THE REQUEST ::
Take the rows from the start of the records through the line containing "new-folder-button[interactable]: New folder", and write them out again with "System Folder" replaced by "System Directory". Leave everything else as it is.

━━━━━ MATERIAL TO PROCESS

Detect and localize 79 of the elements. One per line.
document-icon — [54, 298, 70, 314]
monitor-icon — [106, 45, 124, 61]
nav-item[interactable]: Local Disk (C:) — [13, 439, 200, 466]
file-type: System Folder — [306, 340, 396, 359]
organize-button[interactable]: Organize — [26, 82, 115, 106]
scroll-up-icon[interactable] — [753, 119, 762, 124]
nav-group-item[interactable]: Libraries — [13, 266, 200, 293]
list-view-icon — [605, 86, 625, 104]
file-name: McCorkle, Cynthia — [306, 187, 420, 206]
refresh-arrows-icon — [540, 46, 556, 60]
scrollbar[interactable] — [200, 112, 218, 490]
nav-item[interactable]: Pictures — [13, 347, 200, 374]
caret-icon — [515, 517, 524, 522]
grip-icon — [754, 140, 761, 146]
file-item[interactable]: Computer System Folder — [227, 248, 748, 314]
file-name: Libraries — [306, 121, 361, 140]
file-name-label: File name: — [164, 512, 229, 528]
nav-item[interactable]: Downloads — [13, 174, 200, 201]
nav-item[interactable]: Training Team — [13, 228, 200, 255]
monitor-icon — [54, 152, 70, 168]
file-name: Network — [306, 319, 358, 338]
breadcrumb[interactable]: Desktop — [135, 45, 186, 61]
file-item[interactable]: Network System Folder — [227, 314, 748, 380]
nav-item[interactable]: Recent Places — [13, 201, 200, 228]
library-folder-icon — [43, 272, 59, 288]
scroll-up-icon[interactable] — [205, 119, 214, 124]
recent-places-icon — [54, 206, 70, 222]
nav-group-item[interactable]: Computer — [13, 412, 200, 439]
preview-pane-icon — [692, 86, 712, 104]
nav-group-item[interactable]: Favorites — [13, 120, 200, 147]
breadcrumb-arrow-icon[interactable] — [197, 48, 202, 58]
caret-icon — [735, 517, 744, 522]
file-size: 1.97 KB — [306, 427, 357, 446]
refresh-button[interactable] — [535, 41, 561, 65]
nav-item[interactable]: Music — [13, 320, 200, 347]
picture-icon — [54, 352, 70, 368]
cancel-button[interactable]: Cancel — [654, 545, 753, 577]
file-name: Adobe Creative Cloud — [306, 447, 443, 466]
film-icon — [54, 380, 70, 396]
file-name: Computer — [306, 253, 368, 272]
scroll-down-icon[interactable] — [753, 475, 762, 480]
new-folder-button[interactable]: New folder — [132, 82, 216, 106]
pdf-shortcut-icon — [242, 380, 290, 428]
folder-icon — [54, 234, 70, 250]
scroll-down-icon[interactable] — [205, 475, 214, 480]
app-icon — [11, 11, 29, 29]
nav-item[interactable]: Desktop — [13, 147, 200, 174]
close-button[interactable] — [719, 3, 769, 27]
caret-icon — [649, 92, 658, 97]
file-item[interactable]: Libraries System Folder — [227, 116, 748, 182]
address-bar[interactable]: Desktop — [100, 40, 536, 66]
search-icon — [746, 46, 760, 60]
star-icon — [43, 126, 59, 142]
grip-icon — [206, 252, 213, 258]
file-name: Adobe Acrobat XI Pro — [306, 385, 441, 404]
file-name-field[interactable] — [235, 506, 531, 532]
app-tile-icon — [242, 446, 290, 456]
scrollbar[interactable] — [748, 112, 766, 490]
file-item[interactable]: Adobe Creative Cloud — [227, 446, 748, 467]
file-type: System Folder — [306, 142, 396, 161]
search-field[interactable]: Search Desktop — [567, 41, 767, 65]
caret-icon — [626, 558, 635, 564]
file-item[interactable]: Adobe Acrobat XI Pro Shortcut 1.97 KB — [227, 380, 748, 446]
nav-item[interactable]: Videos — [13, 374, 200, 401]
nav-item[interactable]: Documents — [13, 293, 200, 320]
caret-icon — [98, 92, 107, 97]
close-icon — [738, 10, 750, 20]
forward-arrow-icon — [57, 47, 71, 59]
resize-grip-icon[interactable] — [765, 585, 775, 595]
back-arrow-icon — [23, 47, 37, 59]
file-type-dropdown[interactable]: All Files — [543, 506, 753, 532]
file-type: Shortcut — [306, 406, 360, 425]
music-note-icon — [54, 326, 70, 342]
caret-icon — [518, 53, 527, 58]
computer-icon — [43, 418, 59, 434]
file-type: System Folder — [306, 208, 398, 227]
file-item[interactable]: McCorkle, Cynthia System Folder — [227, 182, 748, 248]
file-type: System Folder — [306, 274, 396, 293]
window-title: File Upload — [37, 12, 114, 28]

━━━━━━━━━━

RESULT FOR THIS EXERCISE ::
Detect and localize 79 of the elements. One per line.
document-icon — [54, 298, 70, 314]
monitor-icon — [106, 45, 124, 61]
nav-item[interactable]: Local Disk (C:) — [13, 439, 200, 466]
file-type: System Directory — [306, 340, 396, 359]
organize-button[interactable]: Organize — [26, 82, 115, 106]
scroll-up-icon[interactable] — [753, 119, 762, 124]
nav-group-item[interactable]: Libraries — [13, 266, 200, 293]
list-view-icon — [605, 86, 625, 104]
file-name: McCorkle, Cynthia — [306, 187, 420, 206]
refresh-arrows-icon — [540, 46, 556, 60]
scrollbar[interactable] — [200, 112, 218, 490]
nav-item[interactable]: Pictures — [13, 347, 200, 374]
caret-icon — [515, 517, 524, 522]
grip-icon — [754, 140, 761, 146]
file-item[interactable]: Computer System Directory — [227, 248, 748, 314]
file-name: Libraries — [306, 121, 361, 140]
file-name-label: File name: — [164, 512, 229, 528]
nav-item[interactable]: Downloads — [13, 174, 200, 201]
nav-item[interactable]: Training Team — [13, 228, 200, 255]
monitor-icon — [54, 152, 70, 168]
file-name: Network — [306, 319, 358, 338]
breadcrumb[interactable]: Desktop — [135, 45, 186, 61]
file-item[interactable]: Network System Directory — [227, 314, 748, 380]
nav-item[interactable]: Recent Places — [13, 201, 200, 228]
library-folder-icon — [43, 272, 59, 288]
scroll-up-icon[interactable] — [205, 119, 214, 124]
recent-places-icon — [54, 206, 70, 222]
nav-group-item[interactable]: Computer — [13, 412, 200, 439]
preview-pane-icon — [692, 86, 712, 104]
nav-group-item[interactable]: Favorites — [13, 120, 200, 147]
breadcrumb-arrow-icon[interactable] — [197, 48, 202, 58]
caret-icon — [735, 517, 744, 522]
file-size: 1.97 KB — [306, 427, 357, 446]
refresh-button[interactable] — [535, 41, 561, 65]
nav-item[interactable]: Music — [13, 320, 200, 347]
picture-icon — [54, 352, 70, 368]
cancel-button[interactable]: Cancel — [654, 545, 753, 577]
file-name: Adobe Creative Cloud — [306, 447, 443, 466]
film-icon — [54, 380, 70, 396]
file-name: Computer — [306, 253, 368, 272]
scroll-down-icon[interactable] — [753, 475, 762, 480]
new-folder-button[interactable]: New folder — [132, 82, 216, 106]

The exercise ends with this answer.